Extracted text:
* Start *

RESPONSE #1- so the nominee officer flys out for a court hearing and tells the judge honestly and truthfully, he does not know who the owner is, no stock was issued. How would he know? then he flies home and the defense sits there with a dumbfounded look…now what?

  1. Has it been around long enough to have significant court action to back it up?

Resonse #2 - has what been around long enough? corporations have been dated back to the 1600’s. is that long enough?

  1. Things that sound too good to be true usually are.

RESPONSE #3 - i agree. you can’t protect every dollar or asset but you can minimize the effects a frivalous lawsuit or government interdiction may cause you.

WIGGLERS,
you hit it on the head! The LLC was first allowed in the
US in 1977 when Wyoming passed a Limited Liability Act.
I beliveve many of the corporations that you have investigated were formed after 1977.

I, for one, would not want to base my asset protection model on "no, your honor, I do not know who the owner of the corporation is. "

When the judge starts to think that the corporation was formed solely to avoid having to disclose who the owner is, I imagine he can get very creative very quickly. Maybe even freeze the corporation’s assets until someone comes forward? I don’t, however, think that his answer will be “well, mr plaintiff, better luck next time.”

* End *

Dataset:
* Start *

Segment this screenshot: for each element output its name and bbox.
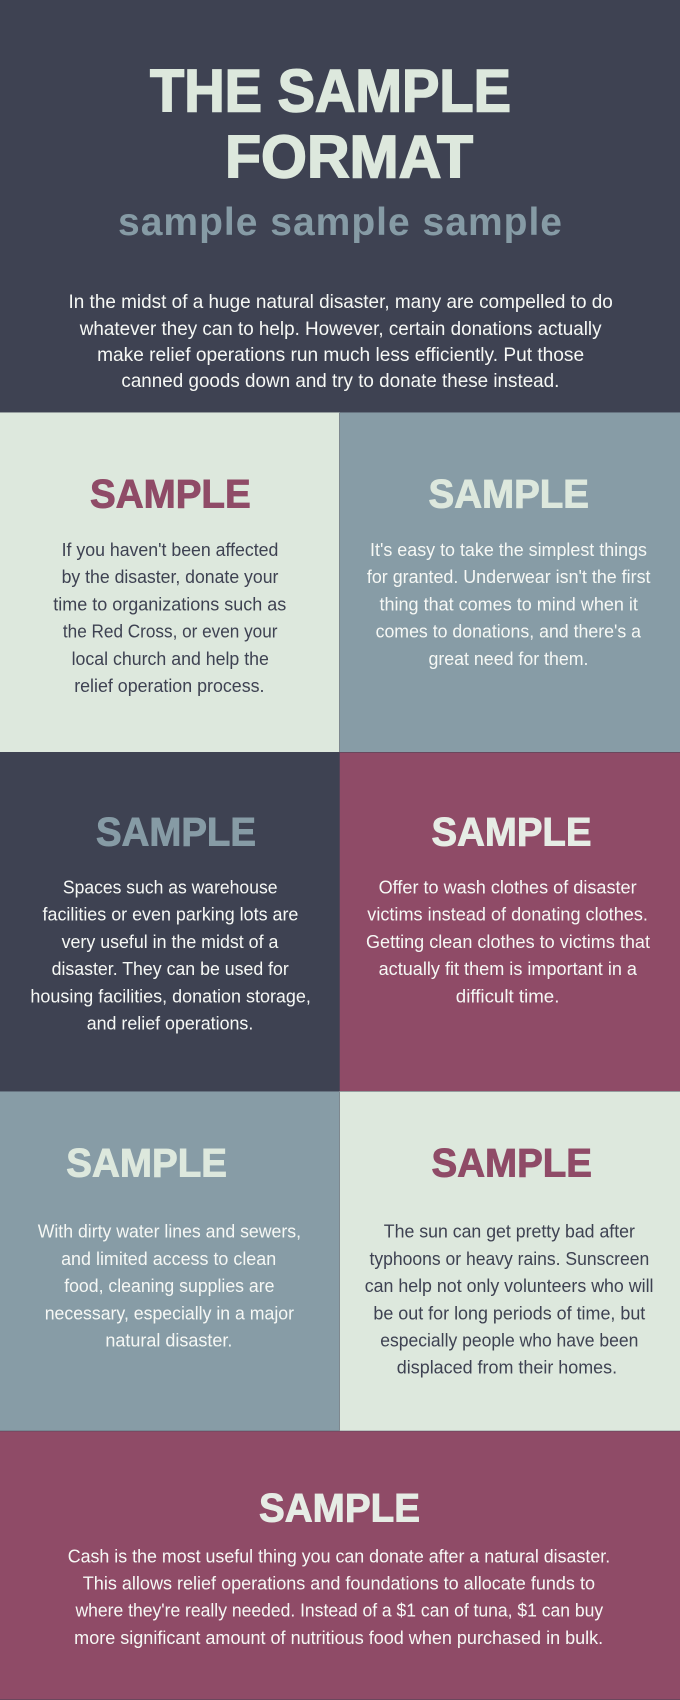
- body text: This allows relief operations and foundations to allocate funds to: [83, 1574, 595, 1594]
- body text: victims instead of donating clothes.: [367, 905, 648, 925]
- body text: for granted. Underwear isn't the first: [367, 567, 650, 587]
- intro text: whatever they can to help. However, certain donations actually: [79, 318, 602, 340]
- body text: If you haven't been affected: [62, 540, 278, 560]
- body text: [68, 1546, 610, 1648]
- body text: Cash is the most useful thing you can donate after a natural disaster.: [68, 1546, 610, 1566]
- body text: difficult time.: [456, 986, 559, 1006]
- body text: especially people who have been: [380, 1330, 638, 1350]
- body text: disaster. They can be used for: [52, 959, 289, 979]
- intro text: In the midst of a huge natural disaster, many are compelled to do: [68, 291, 613, 313]
- body text: necessary, especially in a major: [45, 1303, 294, 1323]
- body text: The sun can get pretty bad after: [384, 1222, 635, 1242]
- body text: Getting clean clothes to victims that: [366, 932, 650, 952]
- heading: sample: SAMPLE: [428, 472, 589, 516]
- body text: [30, 877, 311, 1033]
- body text: food, cleaning supplies are: [64, 1276, 274, 1296]
- body text: displaced from their homes.: [397, 1358, 617, 1378]
- title: [150, 56, 511, 190]
- heading: sample: SAMPLE: [432, 1141, 592, 1185]
- body text: great need for them.: [428, 649, 588, 669]
- panel: cash: [0, 1431, 680, 1700]
- body text: typhoons or heavy rains. Sunscreen: [370, 1249, 649, 1269]
- body text: facilities or even parking lots are: [42, 905, 298, 925]
- body text: [367, 540, 650, 669]
- heading: sample: SAMPLE: [96, 811, 256, 855]
- panel: spaces: [0, 752, 340, 1091]
- intro text: canned goods down and try to donate these instead.: [121, 370, 559, 392]
- intro text: [68, 291, 613, 392]
- panel: underwear: [340, 412, 680, 752]
- body text: the Red Cross, or even your: [63, 622, 278, 642]
- panel: sunscreen: [340, 1091, 680, 1431]
- body text: With dirty water lines and sewers,: [38, 1222, 301, 1242]
- body text: [38, 1222, 301, 1350]
- panel: wash clothes: [340, 752, 680, 1091]
- body text: local church and help the: [72, 649, 269, 669]
- body text: and relief operations.: [87, 1013, 253, 1033]
- body text: Offer to wash clothes of disaster: [379, 877, 637, 897]
- title: THE SAMPLE: [150, 56, 511, 124]
- body text: by the disaster, donate your: [62, 567, 278, 587]
- subtitle: sample sample sample: [118, 201, 562, 244]
- body text: [365, 1222, 654, 1378]
- body text: housing facilities, donation storage,: [30, 986, 311, 1006]
- heading: sample: SAMPLE: [259, 1486, 420, 1530]
- intro text: make relief operations run much less efficiently. Put those: [97, 344, 584, 366]
- panel: header: [0, 0, 680, 412]
- body text: relief operation process.: [74, 676, 264, 696]
- body text: thing that comes to mind when it: [380, 595, 638, 615]
- body text: actually fit them is important in a: [379, 959, 638, 979]
- body text: more significant amount of nutritious food when purchased in bulk.: [74, 1628, 603, 1648]
- body text: [366, 877, 650, 1006]
- body text: and limited access to clean: [61, 1249, 276, 1269]
- body text: very useful in the midst of a: [62, 932, 279, 952]
- body text: natural disaster.: [105, 1330, 232, 1350]
- body text: Spaces such as warehouse: [63, 877, 278, 897]
- body text: time to organizations such as: [53, 595, 286, 615]
- panel: donate time: [0, 412, 340, 752]
- title: FORMAT: [225, 122, 473, 190]
- body text: can help not only volunteers who will: [365, 1276, 654, 1296]
- body text: where they're really needed. Instead of a $1 can of tuna, $1 can buy: [75, 1601, 603, 1621]
- heading: sample: SAMPLE: [90, 472, 251, 516]
- panel: cleaning supplies: [0, 1091, 340, 1431]
- heading: sample: SAMPLE: [432, 811, 592, 855]
- body text: It's easy to take the simplest things: [370, 540, 647, 560]
- heading: sample: SAMPLE: [66, 1141, 227, 1185]
- body text: [53, 540, 286, 696]
- body text: comes to donations, and there's a: [376, 622, 642, 642]
- body text: be out for long periods of time, but: [373, 1303, 645, 1323]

* End *

What is needed: In the asset protection discussion, when and where was the LLC first allowed in the US? Answer using only the asset protection discussion.

Written response: The LLC was first allowed in 1977, when Wyoming passed a Limited Liability Act.